> What to produce:
Below are some records. How many of their lines contain the string "SIGNAL"? Give the number only.
* begin *
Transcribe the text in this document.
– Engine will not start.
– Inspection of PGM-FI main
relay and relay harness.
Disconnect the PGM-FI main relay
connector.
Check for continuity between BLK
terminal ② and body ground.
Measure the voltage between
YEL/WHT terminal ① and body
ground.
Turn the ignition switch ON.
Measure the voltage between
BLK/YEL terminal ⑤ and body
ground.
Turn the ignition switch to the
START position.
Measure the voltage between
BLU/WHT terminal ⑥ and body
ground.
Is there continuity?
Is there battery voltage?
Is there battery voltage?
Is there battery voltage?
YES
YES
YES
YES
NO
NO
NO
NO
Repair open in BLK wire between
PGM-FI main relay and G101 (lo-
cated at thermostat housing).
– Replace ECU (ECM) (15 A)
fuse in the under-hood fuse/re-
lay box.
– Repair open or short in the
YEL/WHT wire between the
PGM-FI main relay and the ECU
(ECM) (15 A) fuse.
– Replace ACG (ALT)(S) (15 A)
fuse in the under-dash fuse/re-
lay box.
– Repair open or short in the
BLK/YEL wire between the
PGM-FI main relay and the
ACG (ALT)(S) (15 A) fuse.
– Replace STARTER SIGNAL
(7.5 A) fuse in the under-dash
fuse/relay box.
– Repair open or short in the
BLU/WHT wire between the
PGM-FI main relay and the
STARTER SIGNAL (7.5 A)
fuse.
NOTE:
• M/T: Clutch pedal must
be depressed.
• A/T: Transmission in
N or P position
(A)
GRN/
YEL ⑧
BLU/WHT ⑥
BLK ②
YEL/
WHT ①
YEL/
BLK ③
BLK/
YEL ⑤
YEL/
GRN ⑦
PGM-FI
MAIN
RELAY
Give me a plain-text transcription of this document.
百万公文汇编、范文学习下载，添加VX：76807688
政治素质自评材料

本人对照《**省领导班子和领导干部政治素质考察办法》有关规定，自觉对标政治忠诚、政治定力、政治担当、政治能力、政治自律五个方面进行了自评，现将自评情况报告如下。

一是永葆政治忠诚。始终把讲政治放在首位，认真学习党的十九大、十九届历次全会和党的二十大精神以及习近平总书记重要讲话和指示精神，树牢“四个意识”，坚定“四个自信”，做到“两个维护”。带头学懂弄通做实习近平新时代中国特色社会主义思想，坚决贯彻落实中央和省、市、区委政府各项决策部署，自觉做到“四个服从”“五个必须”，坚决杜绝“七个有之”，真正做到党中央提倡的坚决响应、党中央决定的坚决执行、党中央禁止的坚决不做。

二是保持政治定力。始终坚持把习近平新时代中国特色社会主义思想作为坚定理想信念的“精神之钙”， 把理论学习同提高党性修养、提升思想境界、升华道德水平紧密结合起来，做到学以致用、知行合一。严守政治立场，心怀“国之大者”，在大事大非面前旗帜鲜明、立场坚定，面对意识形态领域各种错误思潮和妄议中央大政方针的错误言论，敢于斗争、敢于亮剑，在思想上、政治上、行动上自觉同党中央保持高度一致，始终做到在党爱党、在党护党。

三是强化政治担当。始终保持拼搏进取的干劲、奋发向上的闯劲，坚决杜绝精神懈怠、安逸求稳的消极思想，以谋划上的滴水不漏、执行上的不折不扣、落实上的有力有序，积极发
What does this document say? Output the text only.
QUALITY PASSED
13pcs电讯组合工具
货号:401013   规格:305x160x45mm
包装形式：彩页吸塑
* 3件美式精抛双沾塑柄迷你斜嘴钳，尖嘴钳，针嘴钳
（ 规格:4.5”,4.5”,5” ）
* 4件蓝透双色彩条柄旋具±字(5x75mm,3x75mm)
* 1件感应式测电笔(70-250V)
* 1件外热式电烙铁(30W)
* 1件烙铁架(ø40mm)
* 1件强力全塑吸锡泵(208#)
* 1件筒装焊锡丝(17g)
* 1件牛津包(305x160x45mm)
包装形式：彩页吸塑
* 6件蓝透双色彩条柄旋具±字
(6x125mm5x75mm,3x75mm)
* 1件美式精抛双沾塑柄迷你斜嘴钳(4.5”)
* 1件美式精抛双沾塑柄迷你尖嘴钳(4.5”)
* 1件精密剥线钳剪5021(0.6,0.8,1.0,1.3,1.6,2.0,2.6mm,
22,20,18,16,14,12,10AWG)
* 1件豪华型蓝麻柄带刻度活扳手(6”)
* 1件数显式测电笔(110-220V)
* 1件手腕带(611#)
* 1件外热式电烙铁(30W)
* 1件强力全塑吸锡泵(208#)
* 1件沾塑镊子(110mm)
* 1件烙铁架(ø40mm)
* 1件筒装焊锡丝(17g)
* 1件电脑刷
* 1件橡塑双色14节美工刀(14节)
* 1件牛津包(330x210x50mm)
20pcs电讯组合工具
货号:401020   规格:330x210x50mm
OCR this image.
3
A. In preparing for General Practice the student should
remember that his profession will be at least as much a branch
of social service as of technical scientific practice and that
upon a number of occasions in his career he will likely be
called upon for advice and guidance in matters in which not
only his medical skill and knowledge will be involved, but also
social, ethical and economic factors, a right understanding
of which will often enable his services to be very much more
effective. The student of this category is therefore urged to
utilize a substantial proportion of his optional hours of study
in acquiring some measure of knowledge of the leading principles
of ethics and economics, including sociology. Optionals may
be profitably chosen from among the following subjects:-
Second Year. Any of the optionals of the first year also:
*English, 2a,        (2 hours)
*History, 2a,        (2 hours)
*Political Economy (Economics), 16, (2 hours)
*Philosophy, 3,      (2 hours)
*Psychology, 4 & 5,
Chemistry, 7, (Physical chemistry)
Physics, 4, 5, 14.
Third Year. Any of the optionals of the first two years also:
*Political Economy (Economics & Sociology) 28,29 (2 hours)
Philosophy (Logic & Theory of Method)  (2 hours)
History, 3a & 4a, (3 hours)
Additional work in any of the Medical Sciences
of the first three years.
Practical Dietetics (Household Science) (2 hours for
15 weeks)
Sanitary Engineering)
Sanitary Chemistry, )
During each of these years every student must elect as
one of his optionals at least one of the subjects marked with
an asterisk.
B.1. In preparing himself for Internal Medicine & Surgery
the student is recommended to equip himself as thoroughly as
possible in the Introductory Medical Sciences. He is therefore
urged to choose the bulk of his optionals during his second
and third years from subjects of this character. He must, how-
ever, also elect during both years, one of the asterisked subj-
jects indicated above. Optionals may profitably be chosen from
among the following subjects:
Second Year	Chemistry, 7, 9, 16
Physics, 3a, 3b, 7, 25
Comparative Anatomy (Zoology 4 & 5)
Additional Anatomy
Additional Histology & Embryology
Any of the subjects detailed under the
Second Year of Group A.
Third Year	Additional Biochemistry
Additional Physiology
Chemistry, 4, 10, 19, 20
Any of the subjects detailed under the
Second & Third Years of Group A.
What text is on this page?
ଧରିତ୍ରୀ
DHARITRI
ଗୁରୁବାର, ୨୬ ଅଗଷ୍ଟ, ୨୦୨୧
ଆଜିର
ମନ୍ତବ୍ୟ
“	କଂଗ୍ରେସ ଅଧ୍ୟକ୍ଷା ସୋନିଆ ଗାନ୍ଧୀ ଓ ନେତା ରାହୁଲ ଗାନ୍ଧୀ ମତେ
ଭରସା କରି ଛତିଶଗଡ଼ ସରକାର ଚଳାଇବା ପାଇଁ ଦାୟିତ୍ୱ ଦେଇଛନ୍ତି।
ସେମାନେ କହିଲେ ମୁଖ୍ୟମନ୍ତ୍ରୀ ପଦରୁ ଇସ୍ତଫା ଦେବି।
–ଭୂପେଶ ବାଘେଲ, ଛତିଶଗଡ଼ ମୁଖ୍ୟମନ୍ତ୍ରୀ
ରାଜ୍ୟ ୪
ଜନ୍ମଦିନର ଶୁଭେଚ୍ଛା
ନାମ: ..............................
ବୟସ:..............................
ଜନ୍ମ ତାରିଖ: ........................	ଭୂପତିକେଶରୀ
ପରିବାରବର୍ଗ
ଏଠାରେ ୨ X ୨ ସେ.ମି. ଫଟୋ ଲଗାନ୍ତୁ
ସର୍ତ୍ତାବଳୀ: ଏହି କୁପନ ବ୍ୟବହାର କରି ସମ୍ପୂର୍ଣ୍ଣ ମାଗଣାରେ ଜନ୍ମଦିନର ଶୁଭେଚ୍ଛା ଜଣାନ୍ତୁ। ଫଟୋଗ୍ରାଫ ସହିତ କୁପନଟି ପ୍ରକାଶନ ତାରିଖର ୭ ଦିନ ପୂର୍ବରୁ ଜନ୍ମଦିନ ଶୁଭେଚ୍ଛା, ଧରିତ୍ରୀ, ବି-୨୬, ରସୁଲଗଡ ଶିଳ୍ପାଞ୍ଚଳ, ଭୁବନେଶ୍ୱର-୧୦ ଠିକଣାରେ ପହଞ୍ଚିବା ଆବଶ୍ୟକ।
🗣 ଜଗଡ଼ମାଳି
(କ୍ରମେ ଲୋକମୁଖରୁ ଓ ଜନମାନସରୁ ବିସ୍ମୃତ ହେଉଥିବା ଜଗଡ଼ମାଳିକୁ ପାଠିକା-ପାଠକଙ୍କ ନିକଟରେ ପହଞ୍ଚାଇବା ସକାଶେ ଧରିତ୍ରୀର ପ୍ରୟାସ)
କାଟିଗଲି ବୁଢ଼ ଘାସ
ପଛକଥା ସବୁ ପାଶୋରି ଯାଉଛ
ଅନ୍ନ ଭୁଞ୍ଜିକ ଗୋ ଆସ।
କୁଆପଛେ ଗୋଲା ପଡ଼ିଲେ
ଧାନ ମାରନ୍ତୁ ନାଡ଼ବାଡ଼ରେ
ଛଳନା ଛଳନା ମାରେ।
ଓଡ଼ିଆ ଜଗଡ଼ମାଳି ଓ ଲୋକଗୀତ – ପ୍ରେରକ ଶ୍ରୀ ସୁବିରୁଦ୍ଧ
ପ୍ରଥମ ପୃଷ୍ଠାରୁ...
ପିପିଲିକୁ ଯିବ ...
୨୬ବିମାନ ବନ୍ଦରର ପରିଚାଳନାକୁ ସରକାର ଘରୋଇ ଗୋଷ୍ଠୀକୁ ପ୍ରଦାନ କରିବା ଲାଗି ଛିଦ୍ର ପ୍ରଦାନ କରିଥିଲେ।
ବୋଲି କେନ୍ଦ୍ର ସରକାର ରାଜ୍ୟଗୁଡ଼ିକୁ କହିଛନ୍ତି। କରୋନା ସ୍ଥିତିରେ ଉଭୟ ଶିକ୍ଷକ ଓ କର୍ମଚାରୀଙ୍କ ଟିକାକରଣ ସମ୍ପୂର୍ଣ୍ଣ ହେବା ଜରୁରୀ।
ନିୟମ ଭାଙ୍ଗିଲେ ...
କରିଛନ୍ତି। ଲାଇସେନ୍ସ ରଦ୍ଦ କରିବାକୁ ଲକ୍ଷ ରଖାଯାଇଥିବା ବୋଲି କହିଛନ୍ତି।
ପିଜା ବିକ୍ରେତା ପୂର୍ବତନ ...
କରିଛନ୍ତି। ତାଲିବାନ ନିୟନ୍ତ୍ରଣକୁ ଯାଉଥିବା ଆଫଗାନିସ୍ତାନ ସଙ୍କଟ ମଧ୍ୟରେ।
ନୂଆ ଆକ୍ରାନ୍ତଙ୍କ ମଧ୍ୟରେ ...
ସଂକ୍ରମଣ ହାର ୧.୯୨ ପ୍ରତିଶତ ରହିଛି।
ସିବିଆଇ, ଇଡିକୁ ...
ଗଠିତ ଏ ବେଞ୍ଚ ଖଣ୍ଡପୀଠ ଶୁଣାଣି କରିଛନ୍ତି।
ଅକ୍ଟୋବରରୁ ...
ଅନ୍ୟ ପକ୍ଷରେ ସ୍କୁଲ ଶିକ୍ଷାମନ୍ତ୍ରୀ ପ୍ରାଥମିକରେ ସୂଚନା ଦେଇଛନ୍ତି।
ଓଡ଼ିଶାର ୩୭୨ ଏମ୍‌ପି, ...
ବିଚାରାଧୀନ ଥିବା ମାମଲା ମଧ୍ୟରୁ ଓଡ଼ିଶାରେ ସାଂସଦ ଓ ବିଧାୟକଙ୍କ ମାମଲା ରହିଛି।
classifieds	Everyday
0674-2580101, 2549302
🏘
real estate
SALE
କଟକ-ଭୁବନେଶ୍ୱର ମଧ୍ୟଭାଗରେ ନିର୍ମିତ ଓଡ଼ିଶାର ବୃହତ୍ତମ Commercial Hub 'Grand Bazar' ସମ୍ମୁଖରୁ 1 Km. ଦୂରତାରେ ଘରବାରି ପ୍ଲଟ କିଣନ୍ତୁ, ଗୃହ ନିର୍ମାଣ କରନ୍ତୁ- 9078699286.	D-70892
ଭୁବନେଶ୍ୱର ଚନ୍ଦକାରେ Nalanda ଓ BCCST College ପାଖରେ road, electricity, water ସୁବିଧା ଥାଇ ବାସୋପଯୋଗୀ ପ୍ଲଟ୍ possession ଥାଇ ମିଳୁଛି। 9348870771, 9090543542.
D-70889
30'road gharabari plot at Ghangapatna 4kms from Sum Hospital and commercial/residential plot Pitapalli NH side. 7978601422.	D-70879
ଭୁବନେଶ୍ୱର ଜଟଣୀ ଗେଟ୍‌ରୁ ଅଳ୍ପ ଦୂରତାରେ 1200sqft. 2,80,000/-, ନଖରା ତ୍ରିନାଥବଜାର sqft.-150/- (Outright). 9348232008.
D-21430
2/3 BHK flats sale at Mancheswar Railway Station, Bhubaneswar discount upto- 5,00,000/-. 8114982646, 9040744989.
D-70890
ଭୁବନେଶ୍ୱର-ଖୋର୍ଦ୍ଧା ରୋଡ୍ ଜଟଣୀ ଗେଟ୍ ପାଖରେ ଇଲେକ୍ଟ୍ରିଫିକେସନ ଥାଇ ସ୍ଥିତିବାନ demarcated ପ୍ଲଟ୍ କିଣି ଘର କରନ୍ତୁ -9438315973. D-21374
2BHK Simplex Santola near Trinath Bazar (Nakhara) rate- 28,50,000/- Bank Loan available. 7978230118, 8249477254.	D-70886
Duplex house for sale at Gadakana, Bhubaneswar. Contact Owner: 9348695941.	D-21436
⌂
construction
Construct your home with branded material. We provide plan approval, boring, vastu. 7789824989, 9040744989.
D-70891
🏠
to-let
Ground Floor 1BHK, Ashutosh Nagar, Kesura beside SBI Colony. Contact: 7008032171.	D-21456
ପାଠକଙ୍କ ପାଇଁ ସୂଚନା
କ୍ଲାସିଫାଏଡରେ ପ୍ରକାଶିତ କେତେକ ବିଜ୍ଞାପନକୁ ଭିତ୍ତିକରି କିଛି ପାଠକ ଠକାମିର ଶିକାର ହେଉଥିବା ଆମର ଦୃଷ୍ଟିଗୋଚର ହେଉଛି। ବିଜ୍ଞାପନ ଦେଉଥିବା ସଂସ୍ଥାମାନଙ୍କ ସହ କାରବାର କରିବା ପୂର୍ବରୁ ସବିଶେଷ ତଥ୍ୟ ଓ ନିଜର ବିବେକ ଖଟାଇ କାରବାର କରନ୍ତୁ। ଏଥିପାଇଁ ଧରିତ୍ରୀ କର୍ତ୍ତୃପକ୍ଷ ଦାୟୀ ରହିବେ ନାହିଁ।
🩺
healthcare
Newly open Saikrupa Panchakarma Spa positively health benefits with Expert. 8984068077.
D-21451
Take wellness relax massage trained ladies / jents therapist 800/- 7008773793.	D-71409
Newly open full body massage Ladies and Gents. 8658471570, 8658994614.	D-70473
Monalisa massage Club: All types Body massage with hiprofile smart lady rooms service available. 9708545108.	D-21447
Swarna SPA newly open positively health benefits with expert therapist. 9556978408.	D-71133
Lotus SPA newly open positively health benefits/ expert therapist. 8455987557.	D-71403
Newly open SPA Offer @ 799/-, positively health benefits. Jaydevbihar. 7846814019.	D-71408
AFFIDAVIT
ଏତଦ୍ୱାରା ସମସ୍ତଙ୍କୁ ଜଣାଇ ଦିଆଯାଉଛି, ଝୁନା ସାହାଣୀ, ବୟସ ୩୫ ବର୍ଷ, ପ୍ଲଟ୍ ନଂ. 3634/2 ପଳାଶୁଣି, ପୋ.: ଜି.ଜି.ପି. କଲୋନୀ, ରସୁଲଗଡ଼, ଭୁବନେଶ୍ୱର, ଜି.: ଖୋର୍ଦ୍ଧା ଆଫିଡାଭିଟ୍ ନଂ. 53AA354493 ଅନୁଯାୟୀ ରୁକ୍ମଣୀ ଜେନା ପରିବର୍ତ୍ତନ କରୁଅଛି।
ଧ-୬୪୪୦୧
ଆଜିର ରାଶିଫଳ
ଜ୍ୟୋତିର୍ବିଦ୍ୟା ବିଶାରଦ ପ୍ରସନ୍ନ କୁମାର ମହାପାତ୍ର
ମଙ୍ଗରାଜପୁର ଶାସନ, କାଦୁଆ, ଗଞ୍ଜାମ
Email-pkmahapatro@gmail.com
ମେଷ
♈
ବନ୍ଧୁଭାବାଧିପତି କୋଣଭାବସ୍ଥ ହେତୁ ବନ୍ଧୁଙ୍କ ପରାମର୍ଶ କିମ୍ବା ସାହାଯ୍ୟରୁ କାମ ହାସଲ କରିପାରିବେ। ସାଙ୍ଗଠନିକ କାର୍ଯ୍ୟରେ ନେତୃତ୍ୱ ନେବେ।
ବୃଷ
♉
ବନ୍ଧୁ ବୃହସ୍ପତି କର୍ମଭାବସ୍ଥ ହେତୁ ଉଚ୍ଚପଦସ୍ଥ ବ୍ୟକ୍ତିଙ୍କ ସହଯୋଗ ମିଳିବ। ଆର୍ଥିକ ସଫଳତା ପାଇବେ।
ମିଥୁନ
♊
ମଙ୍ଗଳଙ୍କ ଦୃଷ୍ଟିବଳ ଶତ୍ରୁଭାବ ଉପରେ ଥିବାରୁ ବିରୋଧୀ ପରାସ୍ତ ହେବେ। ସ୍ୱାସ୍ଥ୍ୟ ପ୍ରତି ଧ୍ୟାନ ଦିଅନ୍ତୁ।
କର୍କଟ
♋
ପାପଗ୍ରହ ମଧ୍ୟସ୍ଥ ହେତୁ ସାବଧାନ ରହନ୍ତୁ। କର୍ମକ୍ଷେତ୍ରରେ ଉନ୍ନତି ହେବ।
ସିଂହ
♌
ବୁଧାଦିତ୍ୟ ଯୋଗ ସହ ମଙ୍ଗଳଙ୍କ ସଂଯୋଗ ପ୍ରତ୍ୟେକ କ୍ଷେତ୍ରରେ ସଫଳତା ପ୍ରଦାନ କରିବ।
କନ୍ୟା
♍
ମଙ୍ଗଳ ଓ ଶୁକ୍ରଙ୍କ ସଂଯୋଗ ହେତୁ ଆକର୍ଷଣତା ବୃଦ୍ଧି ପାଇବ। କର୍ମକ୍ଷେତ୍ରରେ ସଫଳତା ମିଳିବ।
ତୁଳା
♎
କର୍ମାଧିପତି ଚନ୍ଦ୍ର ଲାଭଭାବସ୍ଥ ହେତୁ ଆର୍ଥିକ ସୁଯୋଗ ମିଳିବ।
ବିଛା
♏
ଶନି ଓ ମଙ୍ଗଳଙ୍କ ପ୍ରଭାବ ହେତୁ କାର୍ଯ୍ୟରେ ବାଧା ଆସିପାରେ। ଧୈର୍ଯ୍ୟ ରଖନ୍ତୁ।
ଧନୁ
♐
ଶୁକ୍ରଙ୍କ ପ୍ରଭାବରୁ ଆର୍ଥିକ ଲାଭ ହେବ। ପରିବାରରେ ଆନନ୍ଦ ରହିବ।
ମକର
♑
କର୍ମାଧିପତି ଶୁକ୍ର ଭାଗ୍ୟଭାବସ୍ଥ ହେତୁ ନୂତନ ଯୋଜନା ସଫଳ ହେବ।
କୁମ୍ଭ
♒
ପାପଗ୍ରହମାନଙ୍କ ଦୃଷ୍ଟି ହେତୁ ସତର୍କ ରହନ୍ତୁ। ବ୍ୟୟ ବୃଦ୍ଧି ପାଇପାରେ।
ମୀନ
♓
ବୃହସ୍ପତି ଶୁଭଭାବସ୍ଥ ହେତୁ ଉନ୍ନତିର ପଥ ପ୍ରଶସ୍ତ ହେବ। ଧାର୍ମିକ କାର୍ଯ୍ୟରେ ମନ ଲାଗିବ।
* end *
> Correct output:
2